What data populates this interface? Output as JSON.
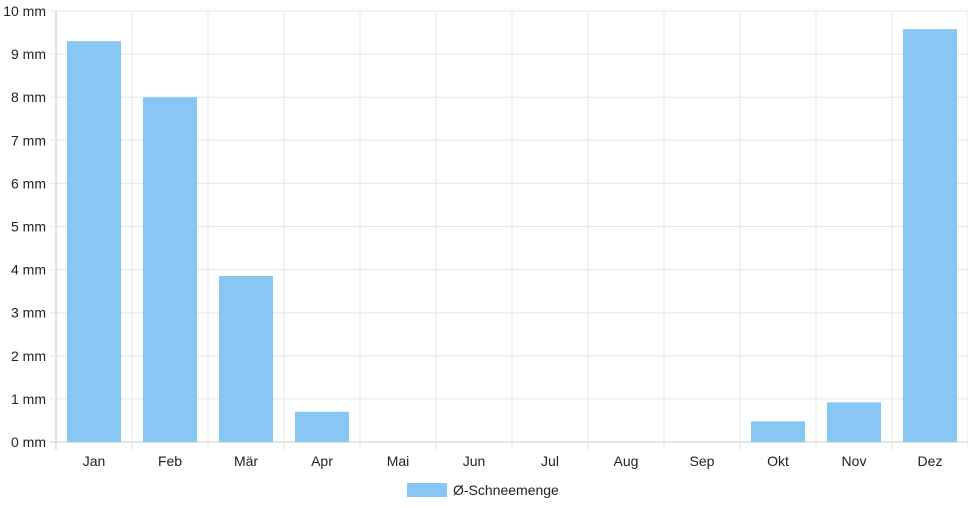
{
  "chart_data": {
    "type": "bar",
    "categories": [
      "Jan",
      "Feb",
      "Mär",
      "Apr",
      "Mai",
      "Jun",
      "Jul",
      "Aug",
      "Sep",
      "Okt",
      "Nov",
      "Dez"
    ],
    "series": [
      {
        "name": "Ø-Schneemenge",
        "values": [
          9.3,
          8.0,
          3.85,
          0.7,
          0,
          0,
          0,
          0,
          0,
          0.48,
          0.92,
          9.58
        ],
        "color": "#88c7f3"
      }
    ],
    "yticks": [
      "0 mm",
      "1 mm",
      "2 mm",
      "3 mm",
      "4 mm",
      "5 mm",
      "6 mm",
      "7 mm",
      "8 mm",
      "9 mm",
      "10 mm"
    ],
    "ylim": [
      0,
      10
    ],
    "grid": true,
    "legend": {
      "position": "bottom",
      "label": "Ø-Schneemenge"
    }
  }
}
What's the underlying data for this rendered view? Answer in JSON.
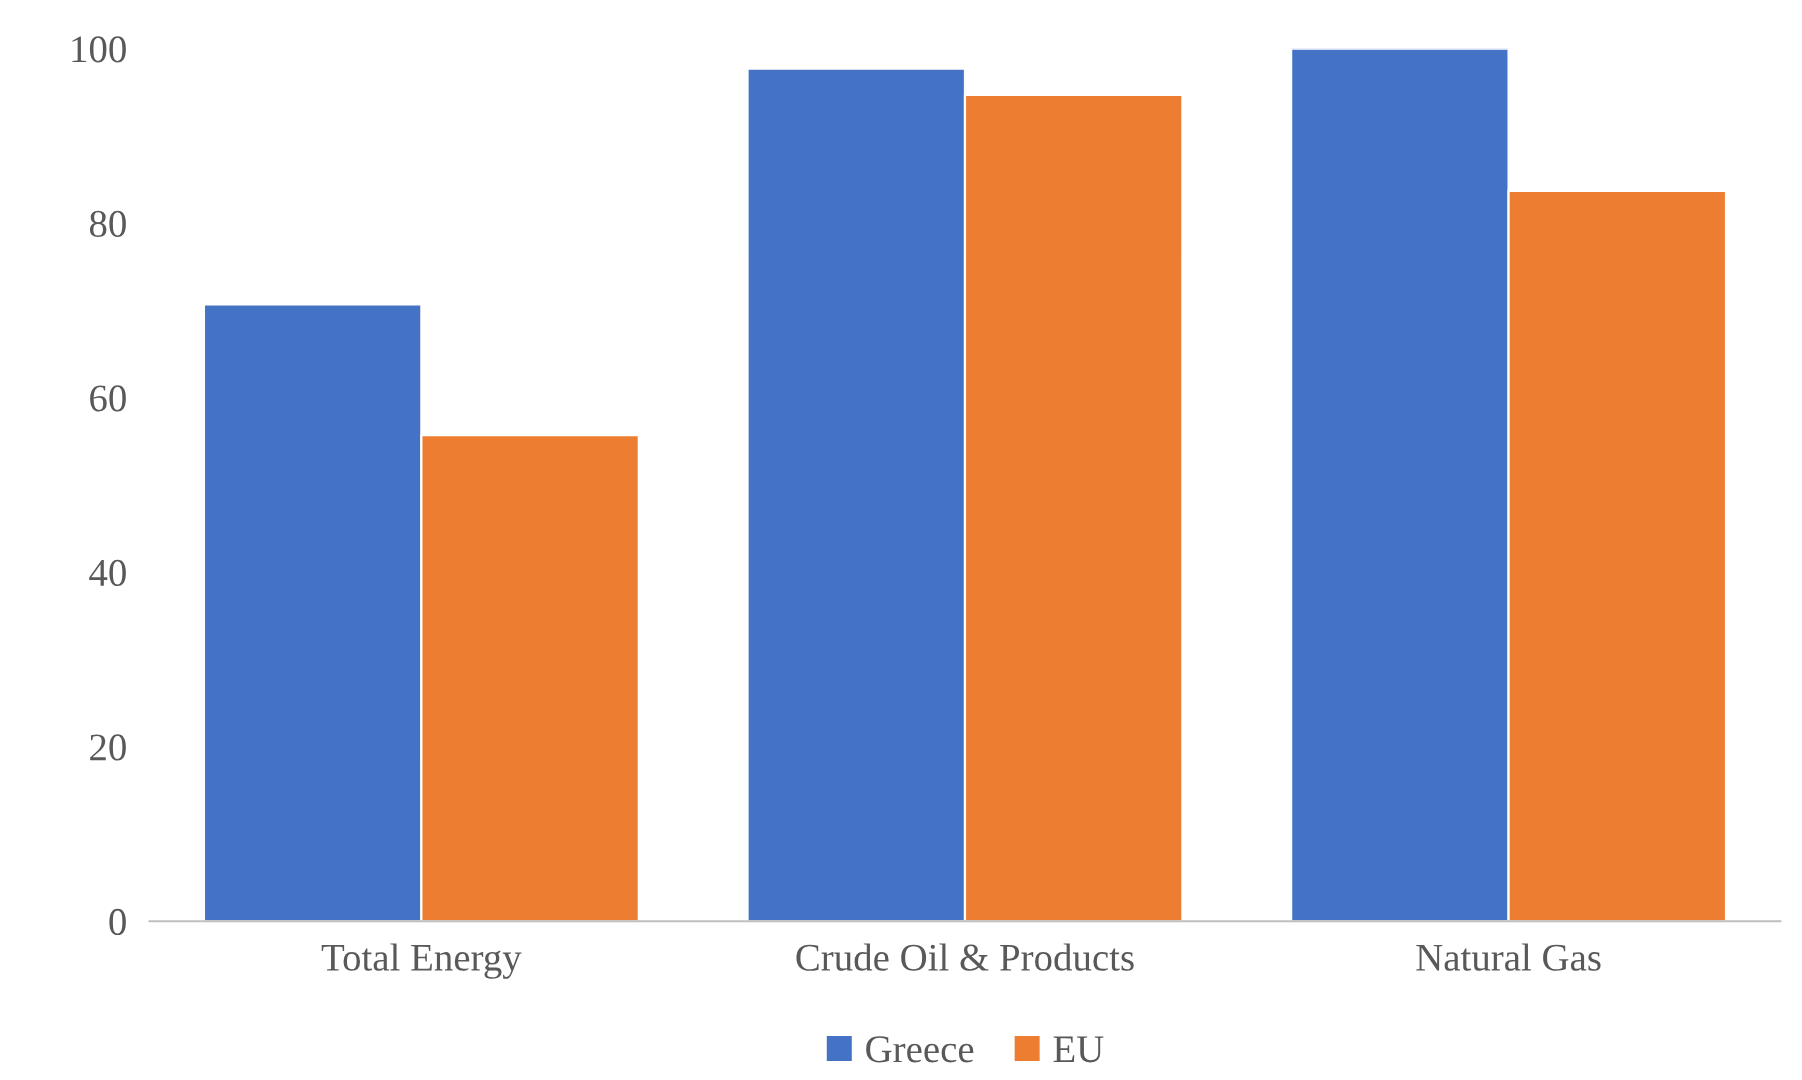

## STATED TASK
Make an exact copy of the records shown above, without the pictures.

## RESULT FOR THIS EXERCISE
What data populates this interface? Output as JSON.
{
  "chart_data": {
    "type": "bar",
    "categories": [
      "Jan",
      "Feb",
      "Mär",
      "Apr",
      "Mai",
      "Jun",
      "Jul",
      "Aug",
      "Sep",
      "Okt",
      "Nov",
      "Dez"
    ],
    "series": [
      {
        "name": "Ø-Schneemenge",
        "values": [
          9.3,
          8.0,
          3.85,
          0.7,
          0,
          0,
          0,
          0,
          0,
          0.48,
          0.92,
          9.58
        ],
        "color": "#88c7f3"
      }
    ],
    "yticks": [
      "0 mm",
      "1 mm",
      "2 mm",
      "3 mm",
      "4 mm",
      "5 mm",
      "6 mm",
      "7 mm",
      "8 mm",
      "9 mm",
      "10 mm"
    ],
    "ylim": [
      0,
      10
    ],
    "grid": true,
    "legend": {
      "position": "bottom",
      "label": "Ø-Schneemenge"
    }
  }
}
What's the underlying data for this rendered view? Answer in JSON.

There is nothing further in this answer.